Brief
Scan the entries below and extract each line with the word "words" in it.

(Recorded data)
#####
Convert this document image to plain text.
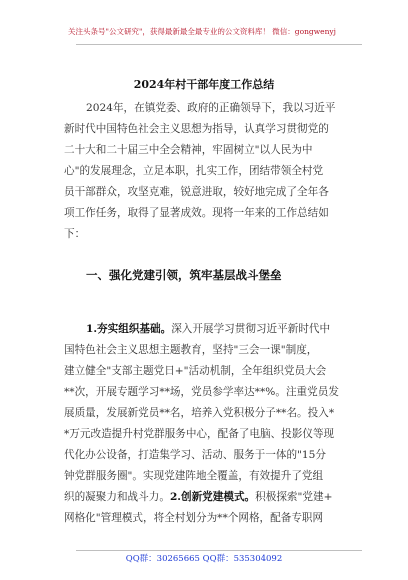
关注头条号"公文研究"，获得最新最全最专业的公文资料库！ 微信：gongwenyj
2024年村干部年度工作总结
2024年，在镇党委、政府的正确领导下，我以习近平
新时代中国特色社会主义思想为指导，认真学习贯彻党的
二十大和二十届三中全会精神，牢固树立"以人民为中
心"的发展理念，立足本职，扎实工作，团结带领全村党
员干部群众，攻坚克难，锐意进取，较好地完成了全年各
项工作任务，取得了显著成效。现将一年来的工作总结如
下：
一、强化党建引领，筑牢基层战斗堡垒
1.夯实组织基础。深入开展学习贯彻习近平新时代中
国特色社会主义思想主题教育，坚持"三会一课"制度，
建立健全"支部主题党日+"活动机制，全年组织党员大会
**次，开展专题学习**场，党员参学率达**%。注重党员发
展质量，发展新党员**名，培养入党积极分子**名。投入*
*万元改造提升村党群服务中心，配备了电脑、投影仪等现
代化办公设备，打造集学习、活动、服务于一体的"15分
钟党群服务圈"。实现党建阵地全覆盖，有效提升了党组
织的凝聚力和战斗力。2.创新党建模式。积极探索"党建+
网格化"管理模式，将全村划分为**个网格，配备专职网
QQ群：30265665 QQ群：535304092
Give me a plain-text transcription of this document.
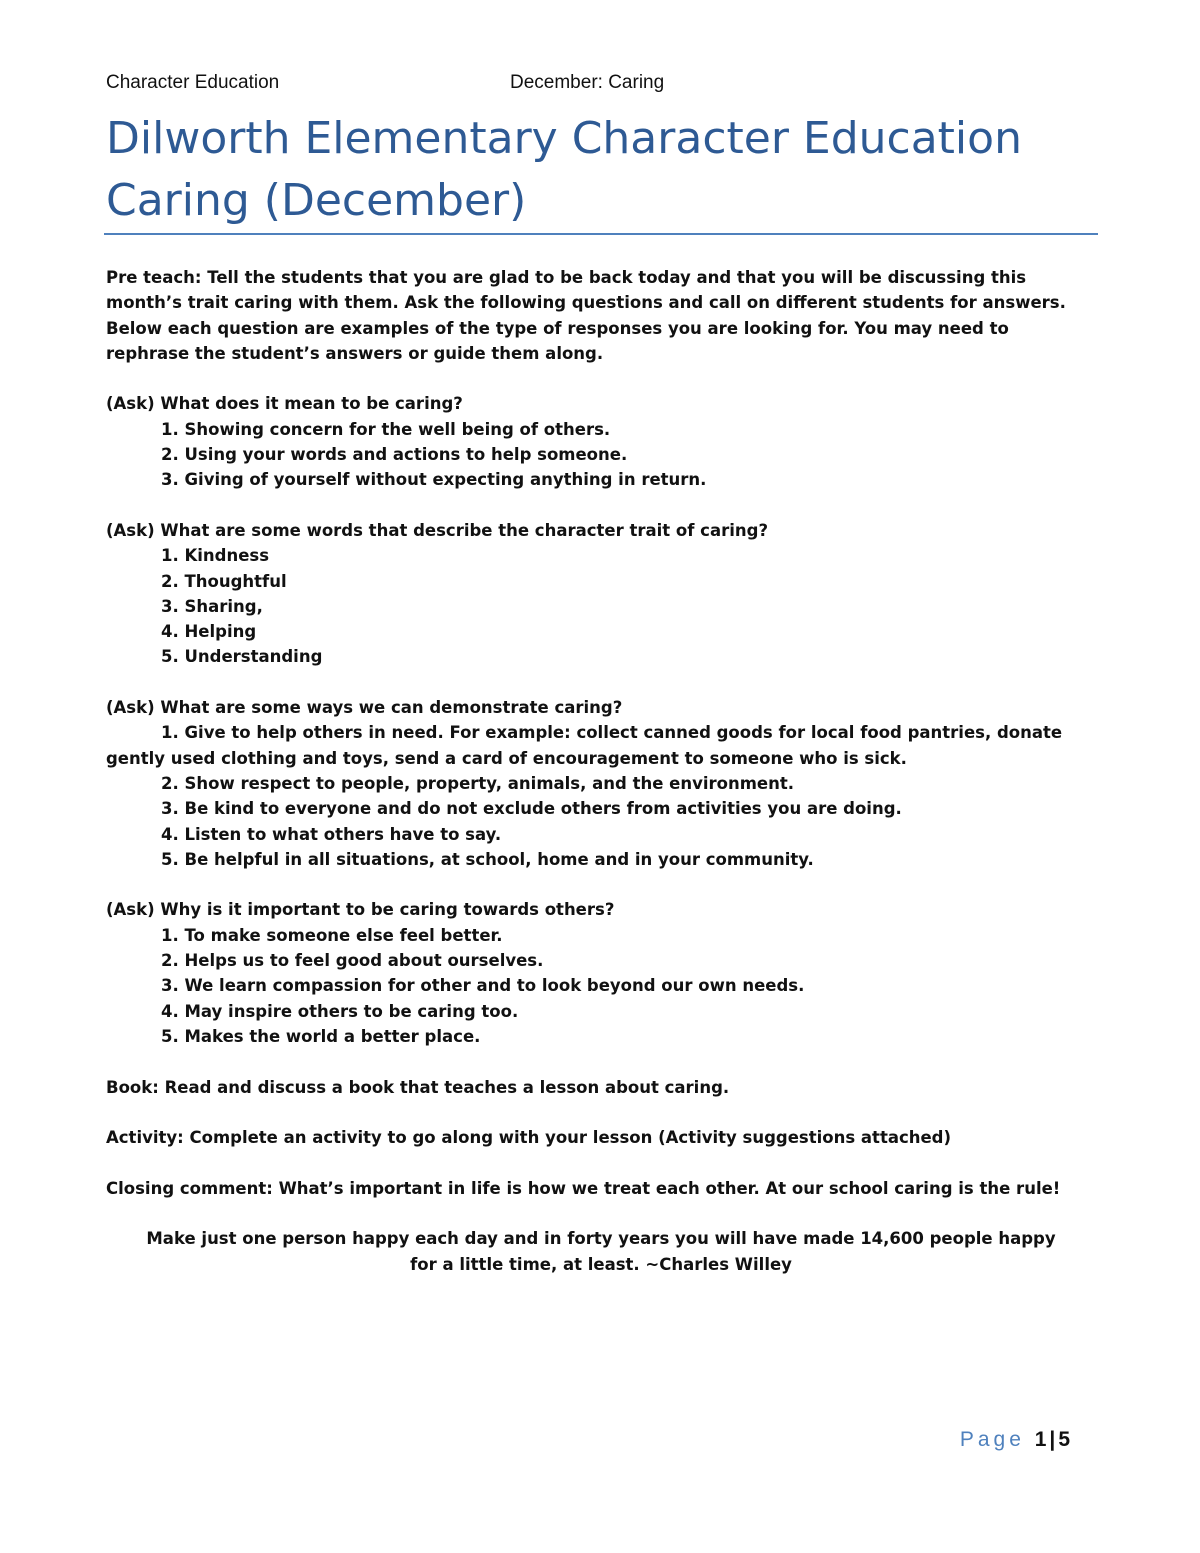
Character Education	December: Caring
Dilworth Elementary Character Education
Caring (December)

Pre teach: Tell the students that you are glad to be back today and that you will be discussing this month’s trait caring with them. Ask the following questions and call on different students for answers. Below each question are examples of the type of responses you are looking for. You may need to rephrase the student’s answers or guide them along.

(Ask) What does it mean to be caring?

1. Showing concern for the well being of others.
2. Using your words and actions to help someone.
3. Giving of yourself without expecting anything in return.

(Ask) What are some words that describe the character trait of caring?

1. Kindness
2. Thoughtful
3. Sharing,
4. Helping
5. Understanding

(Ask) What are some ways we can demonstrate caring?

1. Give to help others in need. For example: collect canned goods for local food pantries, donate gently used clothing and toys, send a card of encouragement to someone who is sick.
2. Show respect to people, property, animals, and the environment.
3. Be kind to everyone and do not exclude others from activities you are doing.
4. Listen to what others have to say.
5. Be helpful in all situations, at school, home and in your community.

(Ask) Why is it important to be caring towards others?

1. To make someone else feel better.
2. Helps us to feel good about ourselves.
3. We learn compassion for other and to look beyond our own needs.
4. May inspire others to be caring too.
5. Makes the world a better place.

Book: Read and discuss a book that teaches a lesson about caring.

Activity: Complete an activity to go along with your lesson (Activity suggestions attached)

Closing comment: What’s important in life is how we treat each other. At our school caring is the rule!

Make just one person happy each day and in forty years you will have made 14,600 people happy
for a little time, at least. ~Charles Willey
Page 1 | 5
#####
Response for this exercise
2. Using your words and actions to help someone.
(Ask) What are some words that describe the character trait of caring?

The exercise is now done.